## [DESCRIPTION OF THE TASK]
Search the data for the word "title". Reproduce every line where it is found.
#### TASK INPUT ####
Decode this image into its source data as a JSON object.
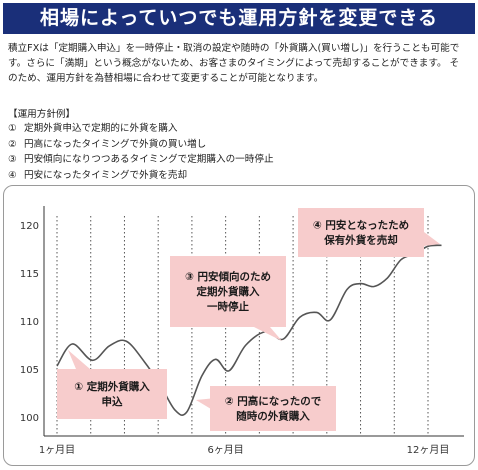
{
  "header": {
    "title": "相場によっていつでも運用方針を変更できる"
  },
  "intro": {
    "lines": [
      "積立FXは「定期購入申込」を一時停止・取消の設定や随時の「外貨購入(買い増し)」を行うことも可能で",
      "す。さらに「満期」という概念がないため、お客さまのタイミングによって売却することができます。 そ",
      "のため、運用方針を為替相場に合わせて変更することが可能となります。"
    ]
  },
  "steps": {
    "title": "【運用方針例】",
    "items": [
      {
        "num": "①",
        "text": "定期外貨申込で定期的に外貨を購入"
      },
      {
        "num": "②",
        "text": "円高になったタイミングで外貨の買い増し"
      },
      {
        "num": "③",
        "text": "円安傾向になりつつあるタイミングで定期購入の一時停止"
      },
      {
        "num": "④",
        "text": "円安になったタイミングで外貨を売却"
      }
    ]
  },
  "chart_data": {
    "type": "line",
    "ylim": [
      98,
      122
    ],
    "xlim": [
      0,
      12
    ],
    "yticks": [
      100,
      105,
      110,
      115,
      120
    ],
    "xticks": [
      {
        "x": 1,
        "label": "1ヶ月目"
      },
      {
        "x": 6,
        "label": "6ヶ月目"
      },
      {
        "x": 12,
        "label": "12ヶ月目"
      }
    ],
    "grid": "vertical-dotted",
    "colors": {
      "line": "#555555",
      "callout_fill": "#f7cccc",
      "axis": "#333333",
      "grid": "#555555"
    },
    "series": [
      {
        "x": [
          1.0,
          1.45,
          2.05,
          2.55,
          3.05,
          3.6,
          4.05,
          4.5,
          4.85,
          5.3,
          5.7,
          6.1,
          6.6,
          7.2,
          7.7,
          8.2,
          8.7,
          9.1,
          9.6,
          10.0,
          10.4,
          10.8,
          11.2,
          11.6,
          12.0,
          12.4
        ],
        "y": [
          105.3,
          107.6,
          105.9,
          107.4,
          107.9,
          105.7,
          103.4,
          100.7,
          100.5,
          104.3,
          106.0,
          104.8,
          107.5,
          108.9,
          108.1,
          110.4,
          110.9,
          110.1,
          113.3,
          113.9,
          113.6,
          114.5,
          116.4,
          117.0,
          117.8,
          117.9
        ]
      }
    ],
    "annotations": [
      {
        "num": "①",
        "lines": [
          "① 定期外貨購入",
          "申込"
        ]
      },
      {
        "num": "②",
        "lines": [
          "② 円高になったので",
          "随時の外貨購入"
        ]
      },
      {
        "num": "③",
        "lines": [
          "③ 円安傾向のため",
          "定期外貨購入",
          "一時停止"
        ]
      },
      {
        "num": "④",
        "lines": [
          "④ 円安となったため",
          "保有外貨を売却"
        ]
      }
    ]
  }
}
####
#### TASK INPUT ####
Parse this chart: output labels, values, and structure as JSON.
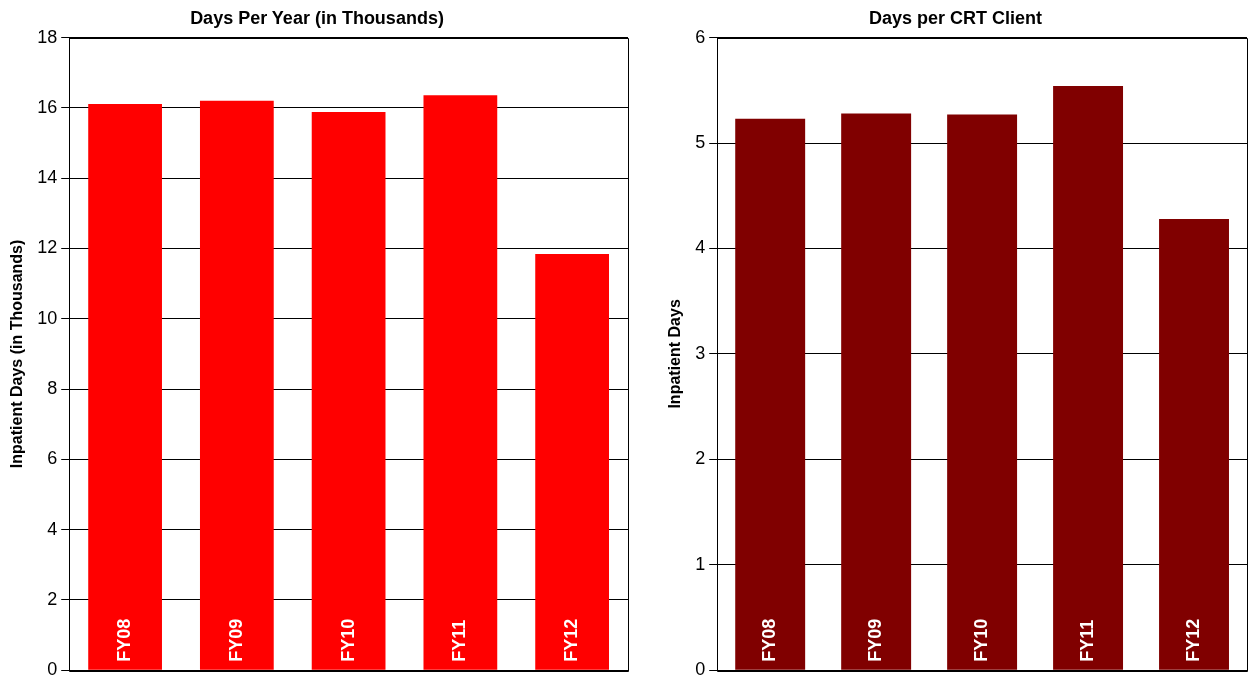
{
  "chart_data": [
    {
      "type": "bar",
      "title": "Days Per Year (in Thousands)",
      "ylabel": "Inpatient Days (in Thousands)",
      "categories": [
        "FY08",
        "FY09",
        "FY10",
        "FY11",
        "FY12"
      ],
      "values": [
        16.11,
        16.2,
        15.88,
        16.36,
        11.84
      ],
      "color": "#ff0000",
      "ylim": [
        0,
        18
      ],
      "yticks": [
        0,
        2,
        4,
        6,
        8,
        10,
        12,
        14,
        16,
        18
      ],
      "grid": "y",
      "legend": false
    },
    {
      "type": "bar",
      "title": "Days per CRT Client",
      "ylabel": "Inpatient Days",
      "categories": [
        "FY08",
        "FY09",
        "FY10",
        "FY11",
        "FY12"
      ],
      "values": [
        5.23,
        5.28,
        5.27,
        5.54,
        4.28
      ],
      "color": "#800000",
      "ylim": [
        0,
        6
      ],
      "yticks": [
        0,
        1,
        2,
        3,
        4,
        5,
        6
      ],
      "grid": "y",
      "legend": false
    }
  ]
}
####
## [TASK RESPONSE]
    "title": "相場によっていつでも運用方針を変更できる"
    "title": "【運用方針例】",
      "title": "Days Per Year (in Thousands)",
      "title": "Days per CRT Client",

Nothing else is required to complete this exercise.